Goal
Write out the material again word for word, dropping any images it holds.
━━━ Records supplied ━━━
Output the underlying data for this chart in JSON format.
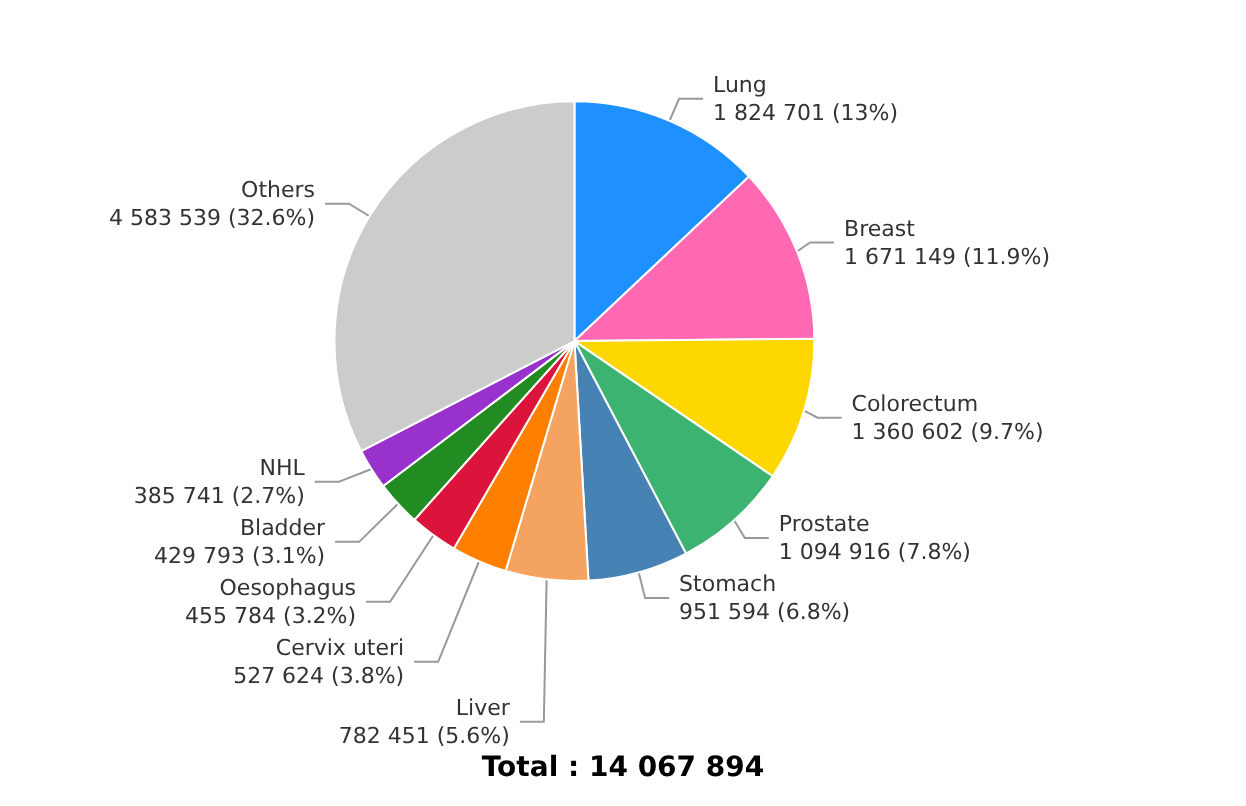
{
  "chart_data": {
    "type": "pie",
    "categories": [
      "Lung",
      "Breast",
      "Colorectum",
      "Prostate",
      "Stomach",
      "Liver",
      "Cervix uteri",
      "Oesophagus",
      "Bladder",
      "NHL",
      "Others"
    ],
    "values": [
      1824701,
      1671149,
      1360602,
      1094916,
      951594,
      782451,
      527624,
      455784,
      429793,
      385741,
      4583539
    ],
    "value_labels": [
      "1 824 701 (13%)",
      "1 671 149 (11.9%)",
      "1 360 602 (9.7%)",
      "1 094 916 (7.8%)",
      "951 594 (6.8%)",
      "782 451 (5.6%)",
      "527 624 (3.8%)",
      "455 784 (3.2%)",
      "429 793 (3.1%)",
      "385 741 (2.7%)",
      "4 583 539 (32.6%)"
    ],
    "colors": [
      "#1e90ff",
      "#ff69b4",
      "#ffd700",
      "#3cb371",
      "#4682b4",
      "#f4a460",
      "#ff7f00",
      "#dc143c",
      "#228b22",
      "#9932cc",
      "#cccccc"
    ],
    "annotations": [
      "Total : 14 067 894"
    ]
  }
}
━━━
Solution for this exercise
Output the underlying data for this chart in JSON format.
{
  "chart_data": {
    "type": "pie",
    "categories": [
      "Lung",
      "Breast",
      "Colorectum",
      "Prostate",
      "Stomach",
      "Liver",
      "Cervix uteri",
      "Oesophagus",
      "Bladder",
      "NHL",
      "Others"
    ],
    "values": [
      1824701,
      1671149,
      1360602,
      1094916,
      951594,
      782451,
      527624,
      455784,
      429793,
      385741,
      4583539
    ],
    "value_labels": [
      "1 824 701 (13%)",
      "1 671 149 (11.9%)",
      "1 360 602 (9.7%)",
      "1 094 916 (7.8%)",
      "951 594 (6.8%)",
      "782 451 (5.6%)",
      "527 624 (3.8%)",
      "455 784 (3.2%)",
      "429 793 (3.1%)",
      "385 741 (2.7%)",
      "4 583 539 (32.6%)"
    ],
    "colors": [
      "#1e90ff",
      "#ff69b4",
      "#ffd700",
      "#3cb371",
      "#4682b4",
      "#f4a460",
      "#ff7f00",
      "#dc143c",
      "#228b22",
      "#9932cc",
      "#cccccc"
    ],
    "annotations": [
      "Total : 14 067 894"
    ]
  }
}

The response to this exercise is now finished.